_EXERCISE AIM_
Copy every record below exactly as written, but leave out the pictures.

______

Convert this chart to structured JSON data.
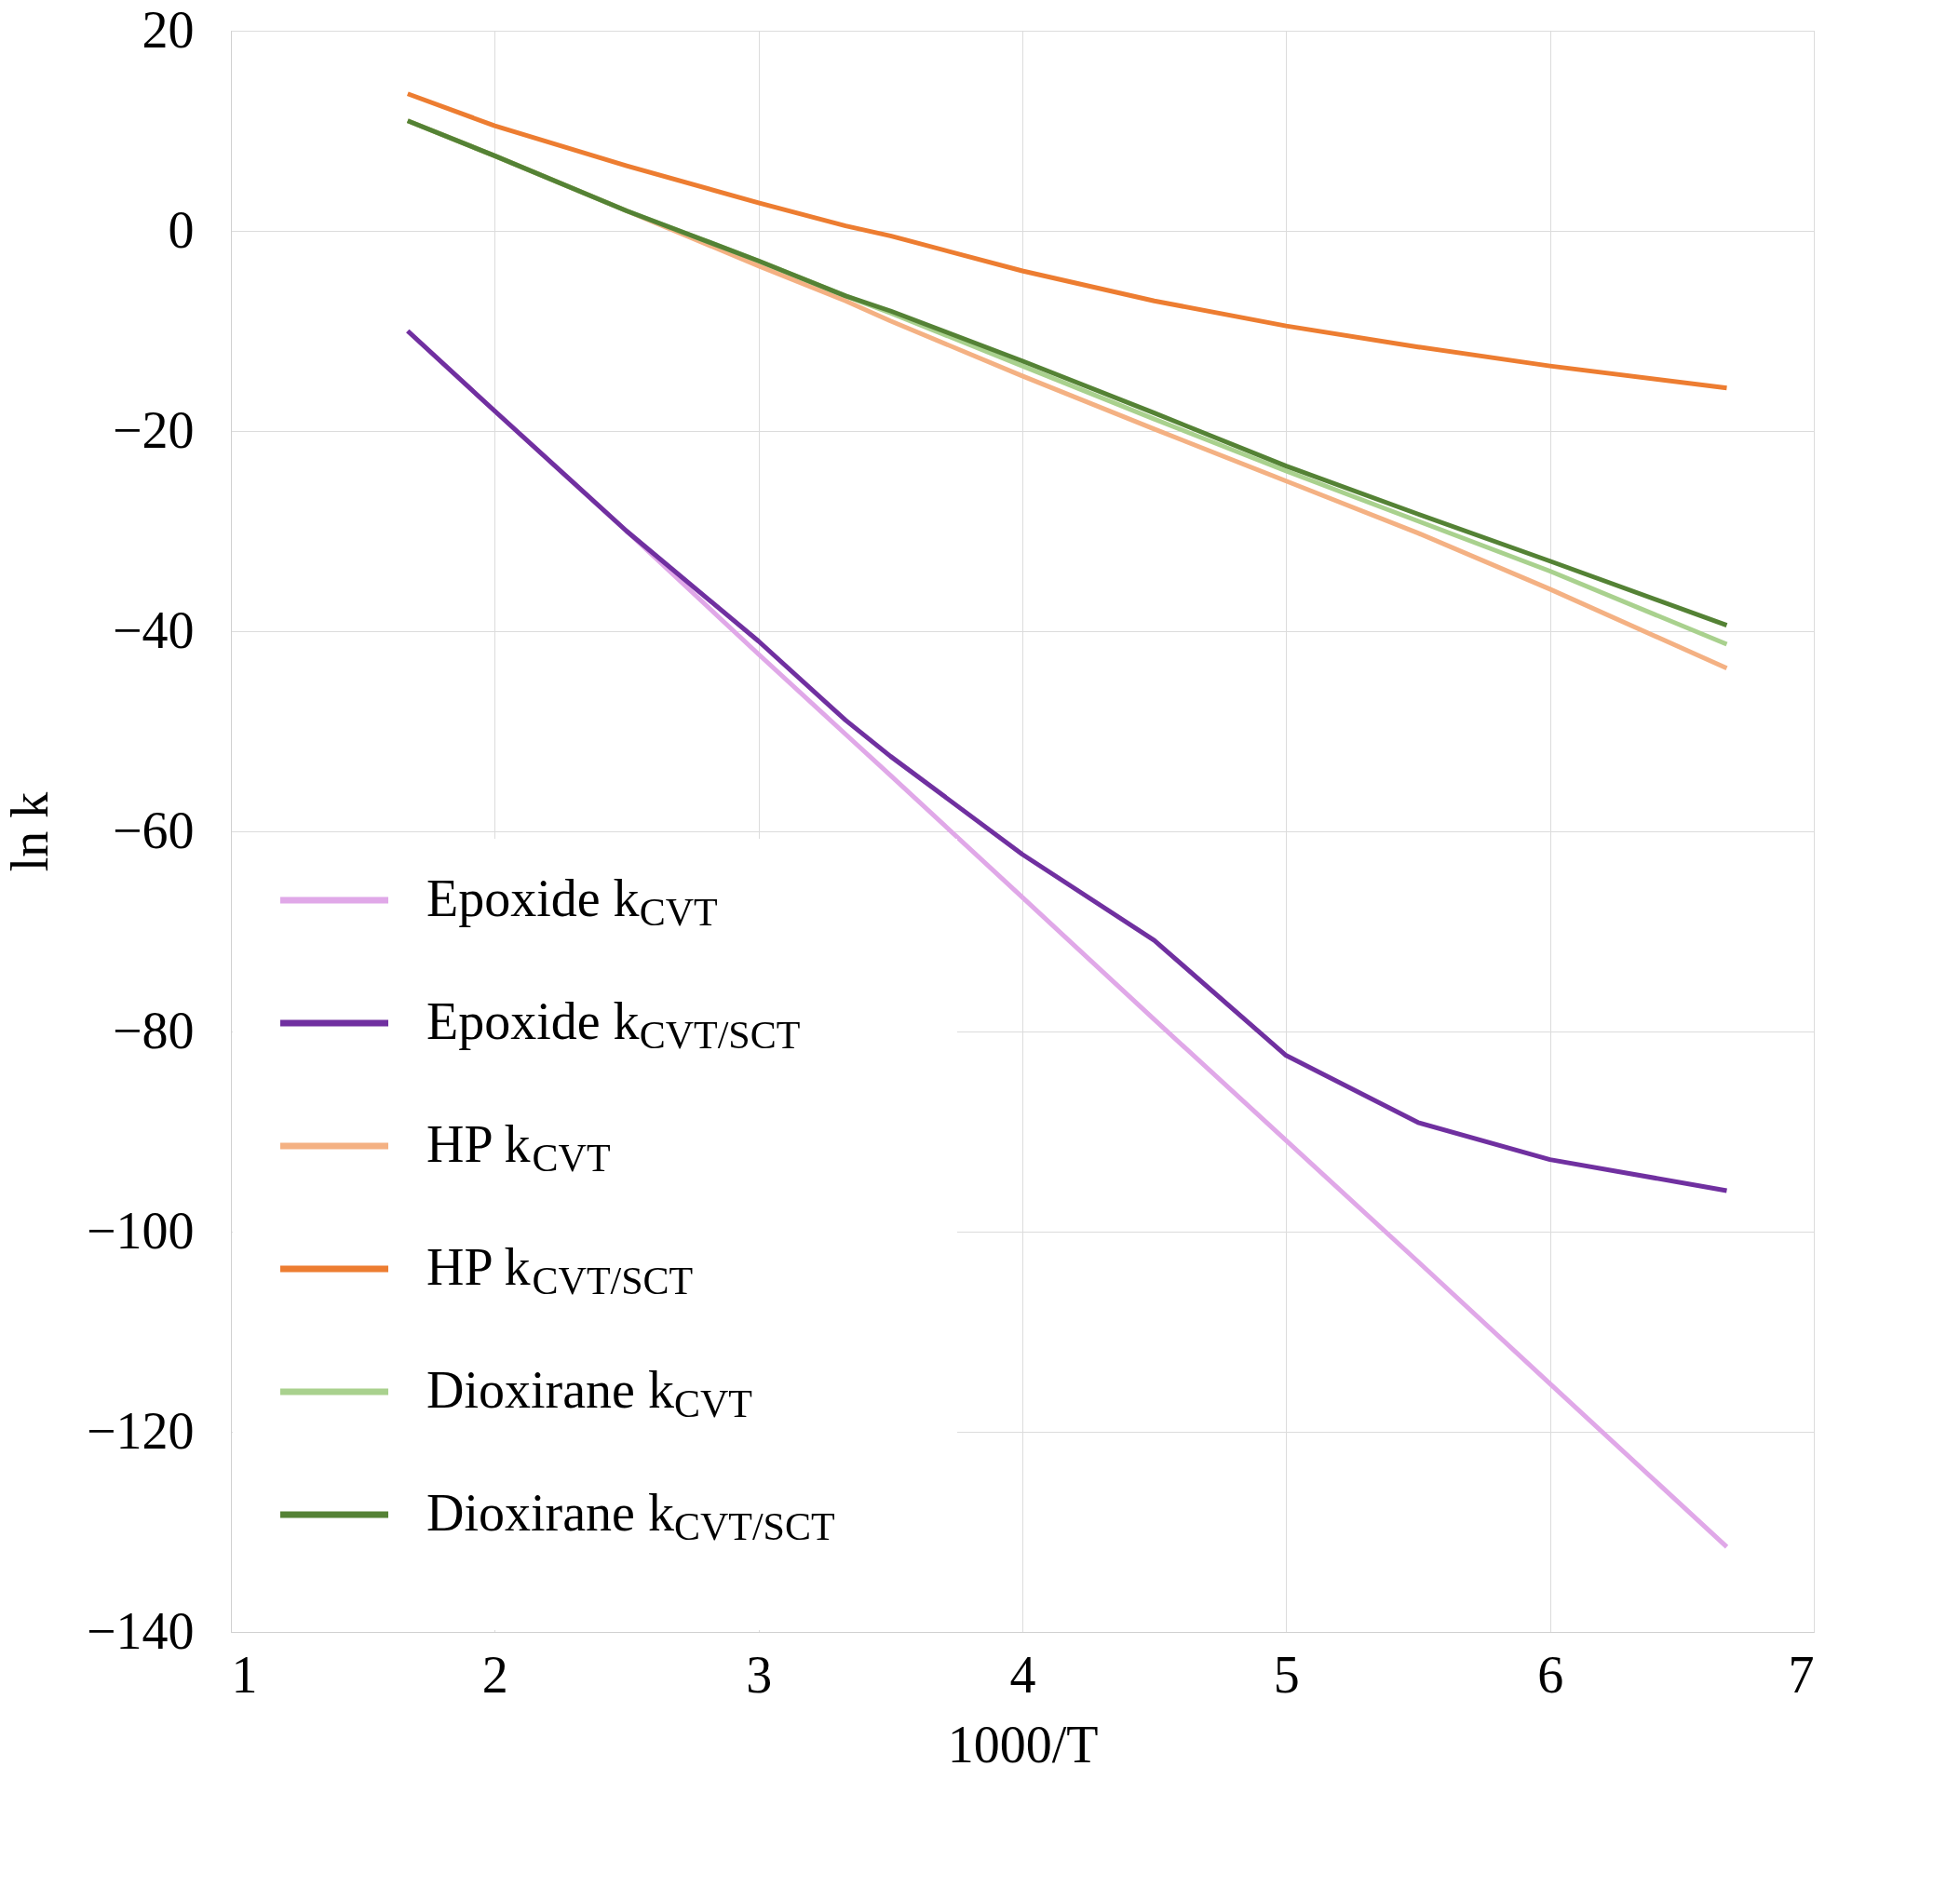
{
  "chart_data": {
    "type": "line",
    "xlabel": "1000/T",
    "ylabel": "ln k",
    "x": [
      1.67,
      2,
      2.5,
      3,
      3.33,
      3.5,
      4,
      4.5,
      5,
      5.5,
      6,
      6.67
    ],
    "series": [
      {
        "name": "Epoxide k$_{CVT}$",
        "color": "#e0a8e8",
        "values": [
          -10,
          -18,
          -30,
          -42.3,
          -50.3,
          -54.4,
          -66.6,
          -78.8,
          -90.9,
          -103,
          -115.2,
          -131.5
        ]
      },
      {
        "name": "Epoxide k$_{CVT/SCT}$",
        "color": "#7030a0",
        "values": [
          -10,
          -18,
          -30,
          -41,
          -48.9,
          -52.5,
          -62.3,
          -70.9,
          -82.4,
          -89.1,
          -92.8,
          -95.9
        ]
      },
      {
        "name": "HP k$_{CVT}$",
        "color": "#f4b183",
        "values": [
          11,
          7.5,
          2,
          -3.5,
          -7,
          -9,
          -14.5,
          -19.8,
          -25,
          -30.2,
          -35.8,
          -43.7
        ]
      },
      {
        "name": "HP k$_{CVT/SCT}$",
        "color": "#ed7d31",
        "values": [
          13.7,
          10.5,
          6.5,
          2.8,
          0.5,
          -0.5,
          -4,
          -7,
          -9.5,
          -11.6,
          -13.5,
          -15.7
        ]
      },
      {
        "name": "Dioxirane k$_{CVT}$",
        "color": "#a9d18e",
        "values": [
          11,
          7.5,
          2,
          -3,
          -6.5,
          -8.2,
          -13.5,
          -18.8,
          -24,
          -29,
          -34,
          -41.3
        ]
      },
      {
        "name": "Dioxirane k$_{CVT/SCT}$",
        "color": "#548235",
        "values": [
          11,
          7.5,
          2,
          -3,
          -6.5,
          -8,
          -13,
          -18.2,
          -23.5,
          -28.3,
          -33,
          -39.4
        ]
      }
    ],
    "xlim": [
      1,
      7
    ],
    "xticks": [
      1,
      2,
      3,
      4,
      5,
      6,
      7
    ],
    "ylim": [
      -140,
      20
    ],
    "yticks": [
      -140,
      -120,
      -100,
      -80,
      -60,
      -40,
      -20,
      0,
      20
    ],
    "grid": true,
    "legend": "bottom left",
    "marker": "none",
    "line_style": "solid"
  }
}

______

_RESULT OF THIS TASK_
Convert this chart to structured JSON data.
{
  "chart_data": {
    "type": "line",
    "xlabel": "1000/T",
    "ylabel": "ln k",
    "x": [
      1.67,
      2,
      2.5,
      3,
      3.33,
      3.5,
      4,
      4.5,
      5,
      5.5,
      6,
      6.67
    ],
    "series": [
      {
        "name": "Epoxide k$_{CVT}$",
        "color": "#e0a8e8",
        "values": [
          -10,
          -18,
          -30,
          -42.3,
          -50.3,
          -54.4,
          -66.6,
          -78.8,
          -90.9,
          -103,
          -115.2,
          -131.5
        ]
      },
      {
        "name": "Epoxide k$_{CVT/SCT}$",
        "color": "#7030a0",
        "values": [
          -10,
          -18,
          -30,
          -41,
          -48.9,
          -52.5,
          -62.3,
          -70.9,
          -82.4,
          -89.1,
          -92.8,
          -95.9
        ]
      },
      {
        "name": "HP k$_{CVT}$",
        "color": "#f4b183",
        "values": [
          11,
          7.5,
          2,
          -3.5,
          -7,
          -9,
          -14.5,
          -19.8,
          -25,
          -30.2,
          -35.8,
          -43.7
        ]
      },
      {
        "name": "HP k$_{CVT/SCT}$",
        "color": "#ed7d31",
        "values": [
          13.7,
          10.5,
          6.5,
          2.8,
          0.5,
          -0.5,
          -4,
          -7,
          -9.5,
          -11.6,
          -13.5,
          -15.7
        ]
      },
      {
        "name": "Dioxirane k$_{CVT}$",
        "color": "#a9d18e",
        "values": [
          11,
          7.5,
          2,
          -3,
          -6.5,
          -8.2,
          -13.5,
          -18.8,
          -24,
          -29,
          -34,
          -41.3
        ]
      },
      {
        "name": "Dioxirane k$_{CVT/SCT}$",
        "color": "#548235",
        "values": [
          11,
          7.5,
          2,
          -3,
          -6.5,
          -8,
          -13,
          -18.2,
          -23.5,
          -28.3,
          -33,
          -39.4
        ]
      }
    ],
    "xlim": [
      1,
      7
    ],
    "xticks": [
      1,
      2,
      3,
      4,
      5,
      6,
      7
    ],
    "ylim": [
      -140,
      20
    ],
    "yticks": [
      -140,
      -120,
      -100,
      -80,
      -60,
      -40,
      -20,
      0,
      20
    ],
    "grid": true,
    "legend": "bottom left",
    "marker": "none",
    "line_style": "solid"
  }
}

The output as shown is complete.